#### [WHAT THIS EXERCISE ASKS]
A. Write out the portion of the TEQ description starting with "For each statement, select" and going on through "typically score 45–49.", copying it word for word.
B. Translate this sentence from the TEQ description into Spanish: "A score of 45 or above indicates higher-than-average empathy."

#### [GIVEN TEXT]
++++++++++++++++++++
TEQ

Toronto Empathy Questionnaire

A 16-item self-report measure of empathy.

For each statement, select how often the described experience applies to you. Answer based on how you generally are.

About the TEQ

The Toronto Empathy Questionnaire was developed by Spreng, McKinnon, Mar, and Levine (2009) to measure emotional empathy — the ability to understand and respond to others’ emotional states. Unlike the EQ, which blends cognitive and affective empathy, the TEQ focuses specifically on the emotional component.

16 items on a 5-point frequency scale (Never to Always). 8 items are reverse-scored. Designed for adults (16+). Takes 5–7 minutes.

Scoring

Each item scores 0–4; reverse items are inverted. The range is 0–64. A score of 45 or above indicates higher-than-average empathy. Non-autistic males typically score 43–44; non-autistic females typically score 45–49.
++++++++++++++++++++
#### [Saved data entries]
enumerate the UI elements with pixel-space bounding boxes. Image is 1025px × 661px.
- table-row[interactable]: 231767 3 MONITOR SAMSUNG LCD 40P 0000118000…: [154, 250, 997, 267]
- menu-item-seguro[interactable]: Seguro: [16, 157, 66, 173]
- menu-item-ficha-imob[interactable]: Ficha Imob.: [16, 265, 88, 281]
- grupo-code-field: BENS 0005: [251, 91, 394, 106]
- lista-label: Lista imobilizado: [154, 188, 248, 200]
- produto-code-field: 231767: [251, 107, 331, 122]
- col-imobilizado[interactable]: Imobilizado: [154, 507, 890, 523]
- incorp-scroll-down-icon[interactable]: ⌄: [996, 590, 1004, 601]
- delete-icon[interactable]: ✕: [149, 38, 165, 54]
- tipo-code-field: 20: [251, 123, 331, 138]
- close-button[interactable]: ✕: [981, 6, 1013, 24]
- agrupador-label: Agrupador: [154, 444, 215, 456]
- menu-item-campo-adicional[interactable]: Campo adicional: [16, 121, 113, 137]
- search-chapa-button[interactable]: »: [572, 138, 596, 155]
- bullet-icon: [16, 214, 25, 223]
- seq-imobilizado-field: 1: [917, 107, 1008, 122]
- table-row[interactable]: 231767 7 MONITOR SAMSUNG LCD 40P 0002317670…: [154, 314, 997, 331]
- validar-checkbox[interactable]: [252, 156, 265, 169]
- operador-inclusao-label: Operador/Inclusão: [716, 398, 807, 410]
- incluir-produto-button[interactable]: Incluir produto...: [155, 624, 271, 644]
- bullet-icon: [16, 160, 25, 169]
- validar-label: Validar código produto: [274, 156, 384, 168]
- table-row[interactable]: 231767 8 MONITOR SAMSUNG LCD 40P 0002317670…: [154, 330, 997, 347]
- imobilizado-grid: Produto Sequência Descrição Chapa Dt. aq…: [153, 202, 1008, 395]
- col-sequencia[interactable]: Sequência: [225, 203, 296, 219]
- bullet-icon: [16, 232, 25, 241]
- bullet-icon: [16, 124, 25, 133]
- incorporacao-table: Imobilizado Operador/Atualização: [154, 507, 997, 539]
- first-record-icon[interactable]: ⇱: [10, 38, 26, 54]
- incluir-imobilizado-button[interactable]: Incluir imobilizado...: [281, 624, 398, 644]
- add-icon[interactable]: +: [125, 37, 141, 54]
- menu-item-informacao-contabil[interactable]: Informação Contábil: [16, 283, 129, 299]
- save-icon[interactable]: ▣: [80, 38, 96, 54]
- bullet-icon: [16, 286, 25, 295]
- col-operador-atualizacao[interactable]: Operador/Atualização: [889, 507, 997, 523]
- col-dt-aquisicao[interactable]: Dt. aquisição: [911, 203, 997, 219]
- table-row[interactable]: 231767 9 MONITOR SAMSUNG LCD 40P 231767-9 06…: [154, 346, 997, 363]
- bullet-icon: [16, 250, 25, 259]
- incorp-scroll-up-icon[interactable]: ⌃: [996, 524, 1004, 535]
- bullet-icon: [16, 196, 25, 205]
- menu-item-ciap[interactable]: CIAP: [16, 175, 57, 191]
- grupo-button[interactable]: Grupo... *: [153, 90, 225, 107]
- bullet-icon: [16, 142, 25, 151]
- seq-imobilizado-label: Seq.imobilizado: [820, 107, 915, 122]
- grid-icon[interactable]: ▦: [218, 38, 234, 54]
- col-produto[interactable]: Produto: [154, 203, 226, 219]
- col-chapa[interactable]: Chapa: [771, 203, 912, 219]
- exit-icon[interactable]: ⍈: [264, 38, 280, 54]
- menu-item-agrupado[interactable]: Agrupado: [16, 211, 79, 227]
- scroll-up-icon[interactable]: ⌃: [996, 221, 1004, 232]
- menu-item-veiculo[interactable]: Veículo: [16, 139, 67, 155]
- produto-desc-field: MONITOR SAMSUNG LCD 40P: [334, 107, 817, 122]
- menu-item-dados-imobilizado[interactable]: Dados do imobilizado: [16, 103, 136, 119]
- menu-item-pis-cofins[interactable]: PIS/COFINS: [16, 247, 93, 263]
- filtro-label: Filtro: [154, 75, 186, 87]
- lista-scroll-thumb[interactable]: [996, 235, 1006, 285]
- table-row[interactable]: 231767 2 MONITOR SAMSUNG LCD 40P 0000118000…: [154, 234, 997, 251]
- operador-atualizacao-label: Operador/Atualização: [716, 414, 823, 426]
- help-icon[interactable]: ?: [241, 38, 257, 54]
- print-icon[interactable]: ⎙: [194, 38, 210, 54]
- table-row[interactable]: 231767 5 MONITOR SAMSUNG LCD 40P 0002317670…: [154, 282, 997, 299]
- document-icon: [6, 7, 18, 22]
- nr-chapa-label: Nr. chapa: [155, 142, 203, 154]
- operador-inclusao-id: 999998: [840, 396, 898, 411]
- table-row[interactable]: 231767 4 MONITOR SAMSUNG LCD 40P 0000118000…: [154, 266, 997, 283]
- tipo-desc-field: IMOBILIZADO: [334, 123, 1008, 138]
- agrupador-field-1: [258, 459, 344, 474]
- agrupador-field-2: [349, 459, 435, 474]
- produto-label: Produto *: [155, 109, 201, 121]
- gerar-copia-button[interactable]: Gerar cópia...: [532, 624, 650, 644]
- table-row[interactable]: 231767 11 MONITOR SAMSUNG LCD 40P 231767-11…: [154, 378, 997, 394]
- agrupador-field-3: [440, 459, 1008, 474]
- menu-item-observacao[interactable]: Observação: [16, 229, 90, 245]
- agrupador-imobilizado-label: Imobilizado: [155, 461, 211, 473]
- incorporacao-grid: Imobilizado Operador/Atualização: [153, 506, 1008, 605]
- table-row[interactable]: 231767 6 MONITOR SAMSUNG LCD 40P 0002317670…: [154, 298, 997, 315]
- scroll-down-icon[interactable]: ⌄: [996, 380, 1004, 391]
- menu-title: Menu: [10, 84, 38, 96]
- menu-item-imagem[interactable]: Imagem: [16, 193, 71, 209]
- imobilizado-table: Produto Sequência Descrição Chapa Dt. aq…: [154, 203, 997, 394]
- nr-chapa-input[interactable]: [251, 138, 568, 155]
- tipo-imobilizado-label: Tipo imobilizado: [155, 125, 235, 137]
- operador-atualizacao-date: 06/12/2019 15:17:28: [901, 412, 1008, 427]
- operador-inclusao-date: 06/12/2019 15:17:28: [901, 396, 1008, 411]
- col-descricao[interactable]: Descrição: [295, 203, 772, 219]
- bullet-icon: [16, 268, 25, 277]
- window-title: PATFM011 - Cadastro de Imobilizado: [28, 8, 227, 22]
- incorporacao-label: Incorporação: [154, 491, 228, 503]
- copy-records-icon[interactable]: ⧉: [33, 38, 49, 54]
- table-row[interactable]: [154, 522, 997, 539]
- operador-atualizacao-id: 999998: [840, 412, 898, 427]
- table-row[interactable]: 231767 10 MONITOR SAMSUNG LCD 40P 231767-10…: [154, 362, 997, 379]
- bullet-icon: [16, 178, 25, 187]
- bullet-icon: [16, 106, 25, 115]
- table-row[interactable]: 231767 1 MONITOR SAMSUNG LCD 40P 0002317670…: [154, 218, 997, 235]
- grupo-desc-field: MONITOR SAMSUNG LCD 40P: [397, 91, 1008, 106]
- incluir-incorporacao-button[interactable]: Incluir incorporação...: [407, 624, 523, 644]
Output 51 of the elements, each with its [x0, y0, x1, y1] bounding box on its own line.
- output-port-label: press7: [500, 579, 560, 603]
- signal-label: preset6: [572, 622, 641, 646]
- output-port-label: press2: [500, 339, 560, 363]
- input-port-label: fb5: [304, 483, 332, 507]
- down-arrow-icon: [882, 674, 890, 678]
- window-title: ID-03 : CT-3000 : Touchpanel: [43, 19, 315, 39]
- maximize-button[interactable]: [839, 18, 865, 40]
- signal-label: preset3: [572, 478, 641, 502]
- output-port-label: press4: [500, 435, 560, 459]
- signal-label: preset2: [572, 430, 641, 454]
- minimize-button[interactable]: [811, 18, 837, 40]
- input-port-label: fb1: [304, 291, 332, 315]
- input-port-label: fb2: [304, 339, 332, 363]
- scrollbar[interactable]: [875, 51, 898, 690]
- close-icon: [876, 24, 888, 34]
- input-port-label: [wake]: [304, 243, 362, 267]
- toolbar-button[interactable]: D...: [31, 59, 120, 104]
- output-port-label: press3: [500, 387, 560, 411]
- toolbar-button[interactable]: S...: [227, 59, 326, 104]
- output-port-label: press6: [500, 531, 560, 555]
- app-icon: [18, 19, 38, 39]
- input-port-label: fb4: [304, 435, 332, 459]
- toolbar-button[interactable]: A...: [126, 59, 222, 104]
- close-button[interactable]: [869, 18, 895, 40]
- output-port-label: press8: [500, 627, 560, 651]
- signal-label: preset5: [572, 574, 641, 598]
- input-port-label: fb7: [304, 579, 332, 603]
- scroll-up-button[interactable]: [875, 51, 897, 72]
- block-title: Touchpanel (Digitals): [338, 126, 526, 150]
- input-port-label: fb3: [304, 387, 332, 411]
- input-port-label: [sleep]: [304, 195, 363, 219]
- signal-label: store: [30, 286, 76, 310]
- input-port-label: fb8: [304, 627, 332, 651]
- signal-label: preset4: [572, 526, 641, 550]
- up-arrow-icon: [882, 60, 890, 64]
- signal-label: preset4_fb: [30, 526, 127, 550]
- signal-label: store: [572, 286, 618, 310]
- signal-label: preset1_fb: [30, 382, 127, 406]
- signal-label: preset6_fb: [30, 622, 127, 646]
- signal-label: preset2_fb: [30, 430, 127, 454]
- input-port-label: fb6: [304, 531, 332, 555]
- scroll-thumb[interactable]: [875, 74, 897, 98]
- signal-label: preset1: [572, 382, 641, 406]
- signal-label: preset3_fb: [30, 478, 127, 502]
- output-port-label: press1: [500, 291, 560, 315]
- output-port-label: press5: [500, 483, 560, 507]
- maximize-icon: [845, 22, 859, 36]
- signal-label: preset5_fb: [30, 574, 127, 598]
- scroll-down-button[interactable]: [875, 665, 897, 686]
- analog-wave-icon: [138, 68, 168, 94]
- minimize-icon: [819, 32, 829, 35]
++++++++++++++++++++
#### [RESULTS OF THE TASKS]
A.
For each statement, select how often the described experience applies to you. Answer based on how you generally are.

About the TEQ

The Toronto Empathy Questionnaire was developed by Spreng, McKinnon, Mar, and Levine (2009) to measure emotional empathy — the ability to understand and respond to others’ emotional states. Unlike the EQ, which blends cognitive and affective empathy, the TEQ focuses specifically on the emotional component.

16 items on a 5-point frequency scale (Never to Always). 8 items are reverse-scored. Designed for adults (16+). Takes 5–7 minutes.

Scoring

Each item scores 0–4; reverse items are inverted. The range is 0–64. A score of 45 or above indicates higher-than-average empathy. Non-autistic males typically score 43–44; non-autistic females typically score 45–49.

B. Una puntuación de 45 o más indica una empatía superior a la media.